TASK TO CARRY OUT: Copy out the data below as written; omit any images.

RECORDS SUPPLIED:
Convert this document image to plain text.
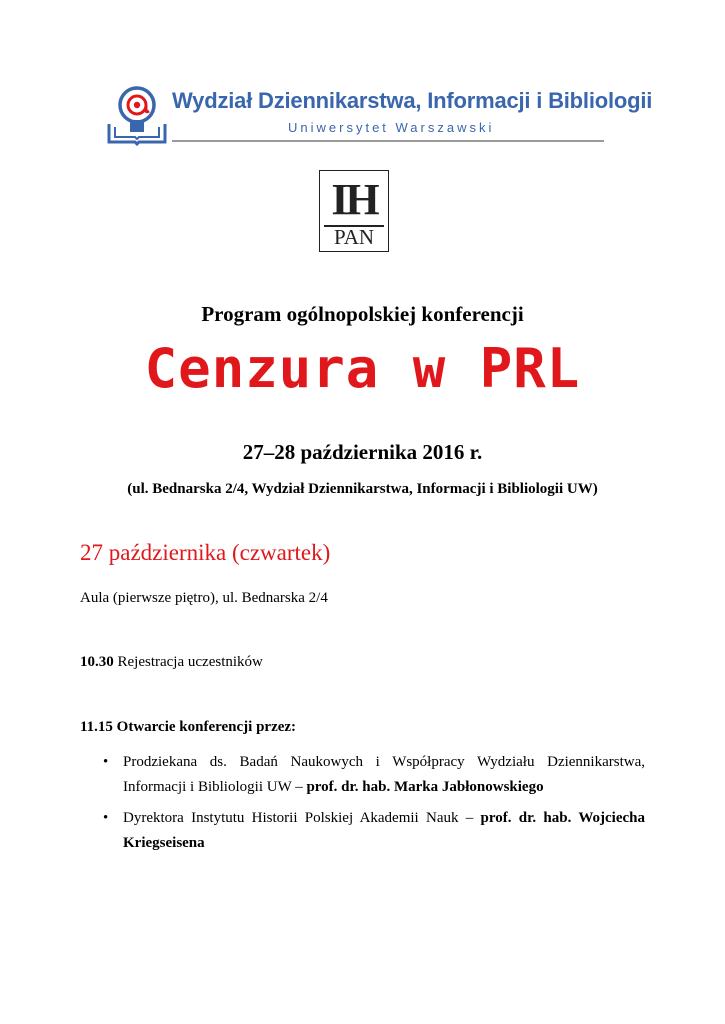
Wydział Dziennikarstwa, Informacji i Bibliologii
Uniwersytet Warszawski
IH
PAN
Program ogólnopolskiej konferencji
Cenzura w PRL
27–28 października 2016 r.
(ul. Bednarska 2/4, Wydział Dziennikarstwa, Informacji i Bibliologii UW)
27 października (czwartek)
Aula (pierwsze piętro), ul. Bednarska 2/4
10.30 Rejestracja uczestników
11.15 Otwarcie konferencji przez:
• Prodziekana ds. Badań Naukowych i Współpracy Wydziału Dziennikarstwa, Informacji i Bibliologii UW – prof. dr. hab. Marka Jabłonowskiego
• Dyrektora Instytutu Historii Polskiej Akademii Nauk – prof. dr. hab. Wojciecha Kriegseisena
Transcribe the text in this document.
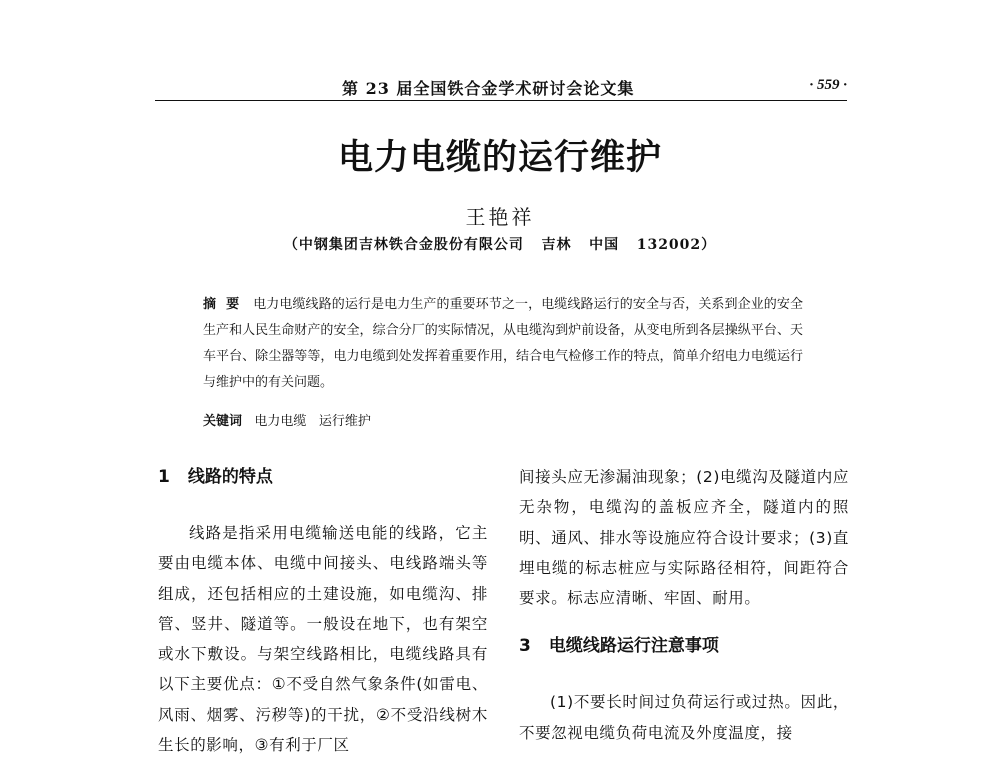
第 23 届全国铁合金学术研讨会论文集	· 559 ·
电力电缆的运行维护
王艳祥
（中钢集团吉林铁合金股份有限公司   吉林   中国   132002）

摘要 电力电缆线路的运行是电力生产的重要环节之一，电缆线路运行的安全与否，关系到企业的安全生产和人民生命财产的安全，综合分厂的实际情况，从电缆沟到炉前设备，从变电所到各层操纵平台、天车平台、除尘器等等，电力电缆到处发挥着重要作用，结合电气检修工作的特点，简单介绍电力电缆运行与维护中的有关问题。

关键词 电力电缆   运行维护
1 线路的特点

线路是指采用电缆输送电能的线路，它主要由电缆本体、电缆中间接头、电线路端头等组成，还包括相应的土建设施，如电缆沟、排管、竖井、隧道等。一般设在地下，也有架空或水下敷设。与架空线路相比，电缆线路具有以下主要优点：①不受自然气象条件(如雷电、风雨、烟雾、污秽等)的干扰，②不受沿线树木生长的影响，③有利于厂区

间接头应无渗漏油现象；(2)电缆沟及隧道内应无杂物，电缆沟的盖板应齐全，隧道内的照明、通风、排水等设施应符合设计要求；(3)直埋电缆的标志桩应与实际路径相符，间距符合要求。标志应清晰、牢固、耐用。

3 电缆线路运行注意事项

(1)不要长时间过负荷运行或过热。因此，不要忽视电缆负荷电流及外度温度，接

FINISHED ANSWER:
Convert this document image to plain text.
Wydział Dziennikarstwa, Informacji i Bibliologii
Uniwersytet Warszawski
IH
PAN
Program ogólnopolskiej konferencji
Cenzura w PRL
27–28 października 2016 r.
(ul. Bednarska 2/4, Wydział Dziennikarstwa, Informacji i Bibliologii UW)
27 października (czwartek)
Aula (pierwsze piętro), ul. Bednarska 2/4
10.30 Rejestracja uczestników
11.15 Otwarcie konferencji przez:
• Prodziekana ds. Badań Naukowych i Współpracy Wydziału Dziennikarstwa, Informacji i Bibliologii UW – prof. dr. hab. Marka Jabłonowskiego
• Dyrektora Instytutu Historii Polskiej Akademii Nauk – prof. dr. hab. Wojciecha Kriegseisena
Transcribe the text in this document.
第 23 届全国铁合金学术研讨会论文集	· 559 ·
电力电缆的运行维护
王艳祥
（中钢集团吉林铁合金股份有限公司   吉林   中国   132002）

摘要 电力电缆线路的运行是电力生产的重要环节之一，电缆线路运行的安全与否，关系到企业的安全生产和人民生命财产的安全，综合分厂的实际情况，从电缆沟到炉前设备，从变电所到各层操纵平台、天车平台、除尘器等等，电力电缆到处发挥着重要作用，结合电气检修工作的特点，简单介绍电力电缆运行与维护中的有关问题。

关键词 电力电缆   运行维护
1 线路的特点

线路是指采用电缆输送电能的线路，它主要由电缆本体、电缆中间接头、电线路端头等组成，还包括相应的土建设施，如电缆沟、排管、竖井、隧道等。一般设在地下，也有架空或水下敷设。与架空线路相比，电缆线路具有以下主要优点：①不受自然气象条件(如雷电、风雨、烟雾、污秽等)的干扰，②不受沿线树木生长的影响，③有利于厂区

间接头应无渗漏油现象；(2)电缆沟及隧道内应无杂物，电缆沟的盖板应齐全，隧道内的照明、通风、排水等设施应符合设计要求；(3)直埋电缆的标志桩应与实际路径相符，间距符合要求。标志应清晰、牢固、耐用。

3 电缆线路运行注意事项

(1)不要长时间过负荷运行或过热。因此，不要忽视电缆负荷电流及外度温度，接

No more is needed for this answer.